─── LISTING
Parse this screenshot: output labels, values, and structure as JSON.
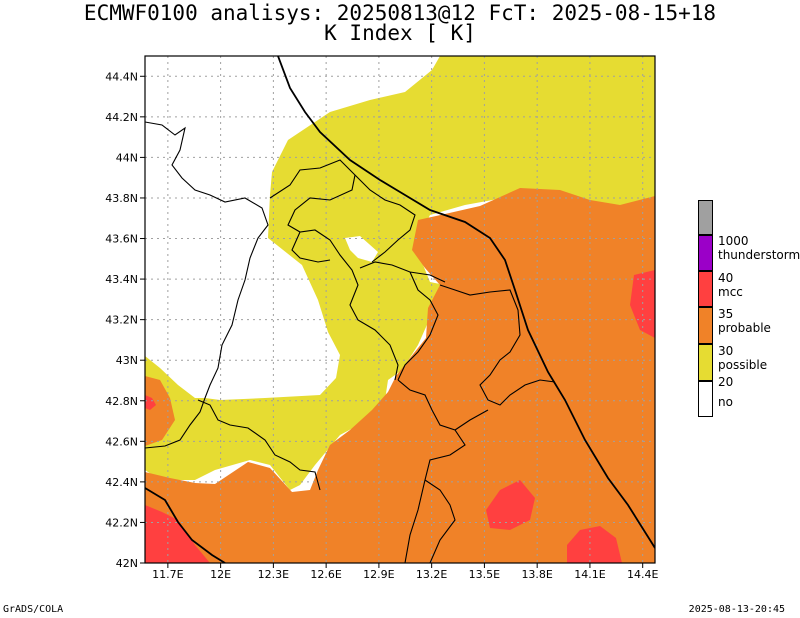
{
  "title_line1": "ECMWF0100 analisys: 20250813@12 FcT: 2025-08-15+18",
  "title_line2": "K Index [  K]",
  "footer_left": "GrADS/COLA",
  "footer_right": "2025-08-13-20:45",
  "chart_data": {
    "type": "heatmap",
    "title": "K Index [  K]",
    "subtitle": "ECMWF0100 analisys: 20250813@12 FcT: 2025-08-15+18",
    "x_ticks": [
      "11.7E",
      "12E",
      "12.3E",
      "12.6E",
      "12.9E",
      "13.2E",
      "13.5E",
      "13.8E",
      "14.1E",
      "14.4E"
    ],
    "y_ticks": [
      "42N",
      "42.2N",
      "42.4N",
      "42.6N",
      "42.8N",
      "43N",
      "43.2N",
      "43.4N",
      "43.6N",
      "43.8N",
      "44N",
      "44.2N",
      "44.4N"
    ],
    "xlim": [
      11.57,
      14.47
    ],
    "ylim": [
      42.0,
      44.5
    ],
    "grid": true,
    "legend_position": "right",
    "legend": [
      {
        "label": "thunderstorm",
        "threshold": "1000",
        "range": [
          40,
          1000
        ],
        "color": "#9b00c8"
      },
      {
        "label": "mcc",
        "threshold": "40",
        "range": [
          35,
          40
        ],
        "color": "#ff4040"
      },
      {
        "label": "probable",
        "threshold": "35",
        "range": [
          30,
          35
        ],
        "color": "#f08228"
      },
      {
        "label": "possible",
        "threshold": "30",
        "range": [
          20,
          30
        ],
        "color": "#e6dc32"
      },
      {
        "label": "no",
        "threshold": "20",
        "range": [
          null,
          20
        ],
        "color": "#ffffff"
      }
    ],
    "legend_top_color": "#a0a0a0"
  }
}
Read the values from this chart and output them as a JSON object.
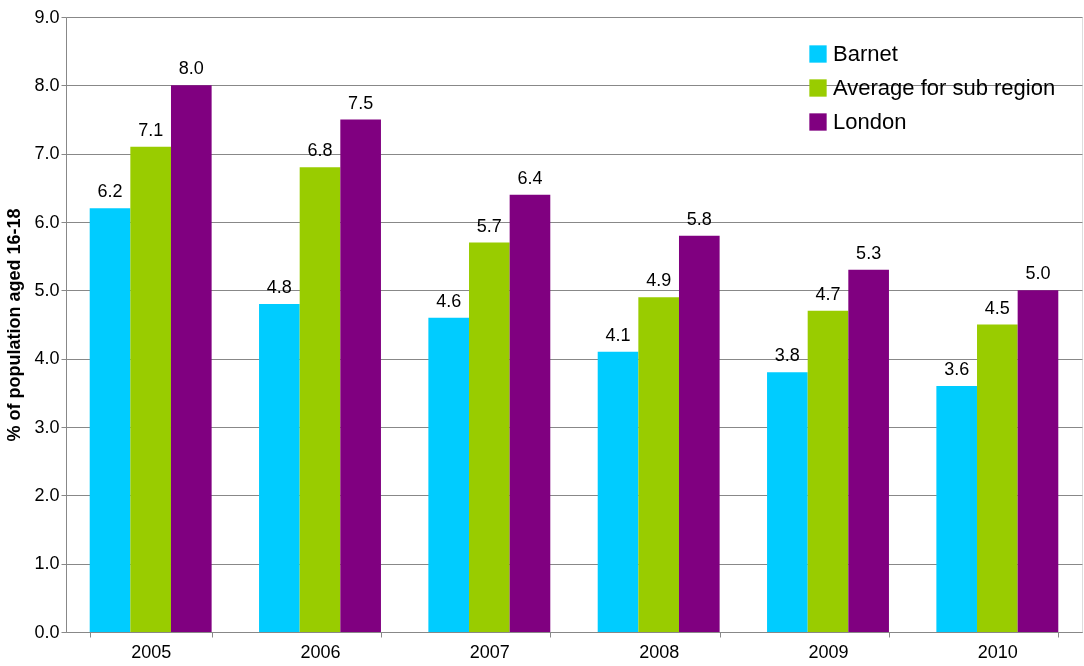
{
  "chart_data": {
    "type": "bar",
    "ylabel": "% of population aged 16-18",
    "categories": [
      "2005",
      "2006",
      "2007",
      "2008",
      "2009",
      "2010"
    ],
    "series": [
      {
        "name": "Barnet",
        "color": "#00ccff",
        "values": [
          6.2,
          4.8,
          4.6,
          4.1,
          3.8,
          3.6
        ],
        "value_labels": [
          "6.2",
          "4.8",
          "4.6",
          "4.1",
          "3.8",
          "3.6"
        ]
      },
      {
        "name": "Average for sub region",
        "color": "#99cc00",
        "values": [
          7.1,
          6.8,
          5.7,
          4.9,
          4.7,
          4.5
        ],
        "value_labels": [
          "7.1",
          "6.8",
          "5.7",
          "4.9",
          "4.7",
          "4.5"
        ]
      },
      {
        "name": "London",
        "color": "#800080",
        "values": [
          8.0,
          7.5,
          6.4,
          5.8,
          5.3,
          5.0
        ],
        "value_labels": [
          "8.0",
          "7.5",
          "6.4",
          "5.8",
          "5.3",
          "5.0"
        ]
      }
    ],
    "ylim": [
      0,
      9
    ],
    "yticks": [
      {
        "value": 0,
        "label": "0.0"
      },
      {
        "value": 1,
        "label": "1.0"
      },
      {
        "value": 2,
        "label": "2.0"
      },
      {
        "value": 3,
        "label": "3.0"
      },
      {
        "value": 4,
        "label": "4.0"
      },
      {
        "value": 5,
        "label": "5.0"
      },
      {
        "value": 6,
        "label": "6.0"
      },
      {
        "value": 7,
        "label": "7.0"
      },
      {
        "value": 8,
        "label": "8.0"
      },
      {
        "value": 9,
        "label": "9.0"
      }
    ],
    "grid": "y",
    "legend": "top right"
  }
}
──────
» WHAT TO PRODUCE: The records above must be printed exactly; the pictures stay out.

» EXERCISE RESULT:
Parse this screenshot: output labels, values, and structure as JSON.
{
  "title_line1": "ECMWF0100 analisys: 20250813@12 FcT: 2025-08-15+18",
  "title_line2": "K Index [  K]",
  "footer_left": "GrADS/COLA",
  "footer_right": "2025-08-13-20:45",
  "chart_data": {
    "type": "heatmap",
    "title": "K Index [  K]",
    "subtitle": "ECMWF0100 analisys: 20250813@12 FcT: 2025-08-15+18",
    "x_ticks": [
      "11.7E",
      "12E",
      "12.3E",
      "12.6E",
      "12.9E",
      "13.2E",
      "13.5E",
      "13.8E",
      "14.1E",
      "14.4E"
    ],
    "y_ticks": [
      "42N",
      "42.2N",
      "42.4N",
      "42.6N",
      "42.8N",
      "43N",
      "43.2N",
      "43.4N",
      "43.6N",
      "43.8N",
      "44N",
      "44.2N",
      "44.4N"
    ],
    "xlim": [
      11.57,
      14.47
    ],
    "ylim": [
      42.0,
      44.5
    ],
    "grid": true,
    "legend_position": "right",
    "legend": [
      {
        "label": "thunderstorm",
        "threshold": "1000",
        "range": [
          40,
          1000
        ],
        "color": "#9b00c8"
      },
      {
        "label": "mcc",
        "threshold": "40",
        "range": [
          35,
          40
        ],
        "color": "#ff4040"
      },
      {
        "label": "probable",
        "threshold": "35",
        "range": [
          30,
          35
        ],
        "color": "#f08228"
      },
      {
        "label": "possible",
        "threshold": "30",
        "range": [
          20,
          30
        ],
        "color": "#e6dc32"
      },
      {
        "label": "no",
        "threshold": "20",
        "range": [
          null,
          20
        ],
        "color": "#ffffff"
      }
    ],
    "legend_top_color": "#a0a0a0"
  }
}
Read the values from this chart and output them as a JSON object.
{
  "chart_data": {
    "type": "bar",
    "ylabel": "% of population aged 16-18",
    "categories": [
      "2005",
      "2006",
      "2007",
      "2008",
      "2009",
      "2010"
    ],
    "series": [
      {
        "name": "Barnet",
        "color": "#00ccff",
        "values": [
          6.2,
          4.8,
          4.6,
          4.1,
          3.8,
          3.6
        ],
        "value_labels": [
          "6.2",
          "4.8",
          "4.6",
          "4.1",
          "3.8",
          "3.6"
        ]
      },
      {
        "name": "Average for sub region",
        "color": "#99cc00",
        "values": [
          7.1,
          6.8,
          5.7,
          4.9,
          4.7,
          4.5
        ],
        "value_labels": [
          "7.1",
          "6.8",
          "5.7",
          "4.9",
          "4.7",
          "4.5"
        ]
      },
      {
        "name": "London",
        "color": "#800080",
        "values": [
          8.0,
          7.5,
          6.4,
          5.8,
          5.3,
          5.0
        ],
        "value_labels": [
          "8.0",
          "7.5",
          "6.4",
          "5.8",
          "5.3",
          "5.0"
        ]
      }
    ],
    "ylim": [
      0,
      9
    ],
    "yticks": [
      {
        "value": 0,
        "label": "0.0"
      },
      {
        "value": 1,
        "label": "1.0"
      },
      {
        "value": 2,
        "label": "2.0"
      },
      {
        "value": 3,
        "label": "3.0"
      },
      {
        "value": 4,
        "label": "4.0"
      },
      {
        "value": 5,
        "label": "5.0"
      },
      {
        "value": 6,
        "label": "6.0"
      },
      {
        "value": 7,
        "label": "7.0"
      },
      {
        "value": 8,
        "label": "8.0"
      },
      {
        "value": 9,
        "label": "9.0"
      }
    ],
    "grid": "y",
    "legend": "top right"
  }
}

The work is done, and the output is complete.